> **Written exercise**
Extract the lines that hold the string "then".

> **Dataset rows**
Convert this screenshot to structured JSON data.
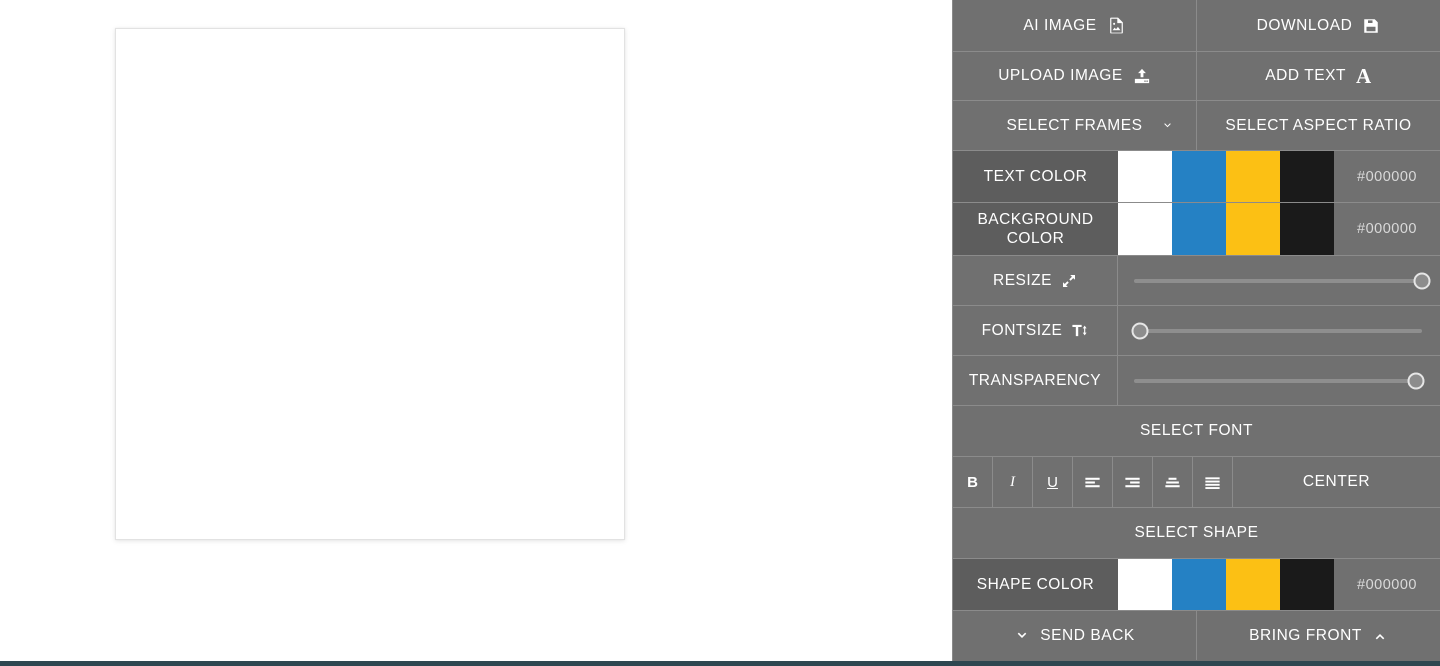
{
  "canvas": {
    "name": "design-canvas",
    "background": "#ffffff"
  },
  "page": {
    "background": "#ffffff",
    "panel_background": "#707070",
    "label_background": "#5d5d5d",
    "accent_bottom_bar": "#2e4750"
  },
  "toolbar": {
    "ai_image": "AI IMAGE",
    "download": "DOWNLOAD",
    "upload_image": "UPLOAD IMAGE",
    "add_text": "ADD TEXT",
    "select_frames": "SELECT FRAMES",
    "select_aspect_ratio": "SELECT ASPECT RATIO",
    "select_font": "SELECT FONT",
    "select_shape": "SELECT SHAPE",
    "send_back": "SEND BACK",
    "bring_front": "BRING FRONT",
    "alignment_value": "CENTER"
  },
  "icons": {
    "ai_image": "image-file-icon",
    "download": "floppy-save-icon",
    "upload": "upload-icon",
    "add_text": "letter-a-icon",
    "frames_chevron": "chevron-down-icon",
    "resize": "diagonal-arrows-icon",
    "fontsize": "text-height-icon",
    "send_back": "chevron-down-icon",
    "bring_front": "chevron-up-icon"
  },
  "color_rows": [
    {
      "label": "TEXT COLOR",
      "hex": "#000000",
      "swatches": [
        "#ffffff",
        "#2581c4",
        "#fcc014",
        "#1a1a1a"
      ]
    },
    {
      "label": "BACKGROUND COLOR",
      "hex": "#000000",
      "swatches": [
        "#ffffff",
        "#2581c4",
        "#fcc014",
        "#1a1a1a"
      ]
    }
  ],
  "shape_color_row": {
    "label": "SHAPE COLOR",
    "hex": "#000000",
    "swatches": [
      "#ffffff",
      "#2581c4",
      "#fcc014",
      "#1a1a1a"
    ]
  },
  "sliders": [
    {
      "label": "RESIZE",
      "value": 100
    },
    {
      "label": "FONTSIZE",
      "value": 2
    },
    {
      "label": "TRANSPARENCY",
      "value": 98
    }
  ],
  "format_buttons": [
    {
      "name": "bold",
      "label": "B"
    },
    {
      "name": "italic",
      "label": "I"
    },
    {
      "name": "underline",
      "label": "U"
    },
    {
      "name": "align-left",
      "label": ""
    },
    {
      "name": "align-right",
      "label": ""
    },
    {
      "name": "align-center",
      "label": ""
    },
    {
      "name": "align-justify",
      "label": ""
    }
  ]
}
...
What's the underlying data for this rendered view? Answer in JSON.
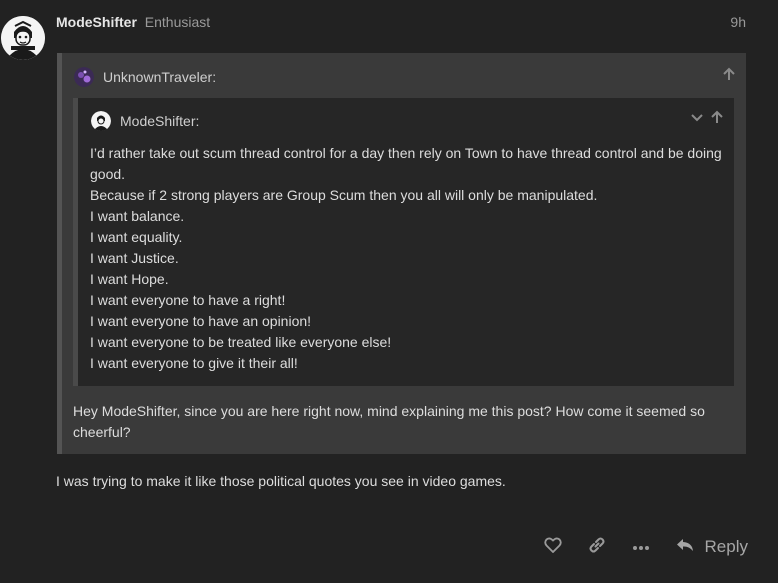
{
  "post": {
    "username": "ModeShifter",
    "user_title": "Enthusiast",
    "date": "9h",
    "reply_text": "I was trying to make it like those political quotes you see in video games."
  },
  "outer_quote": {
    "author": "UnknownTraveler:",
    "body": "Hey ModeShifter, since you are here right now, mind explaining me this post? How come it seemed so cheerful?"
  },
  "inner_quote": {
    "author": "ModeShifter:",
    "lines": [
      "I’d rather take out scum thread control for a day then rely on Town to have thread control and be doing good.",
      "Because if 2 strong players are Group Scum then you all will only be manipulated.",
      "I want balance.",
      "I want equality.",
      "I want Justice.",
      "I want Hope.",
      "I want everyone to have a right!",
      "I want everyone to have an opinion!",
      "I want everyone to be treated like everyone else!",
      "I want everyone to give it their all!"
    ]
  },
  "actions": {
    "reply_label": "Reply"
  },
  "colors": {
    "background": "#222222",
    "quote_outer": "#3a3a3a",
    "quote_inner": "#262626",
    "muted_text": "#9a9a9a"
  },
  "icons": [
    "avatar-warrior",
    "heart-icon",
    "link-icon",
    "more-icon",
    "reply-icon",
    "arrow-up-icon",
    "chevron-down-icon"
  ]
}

> **Problem solution**
      "I’d rather take out scum thread control for a day then rely on Town to have thread control and be doing good.",
      "Because if 2 strong players are Group Scum then you all will only be manipulated.",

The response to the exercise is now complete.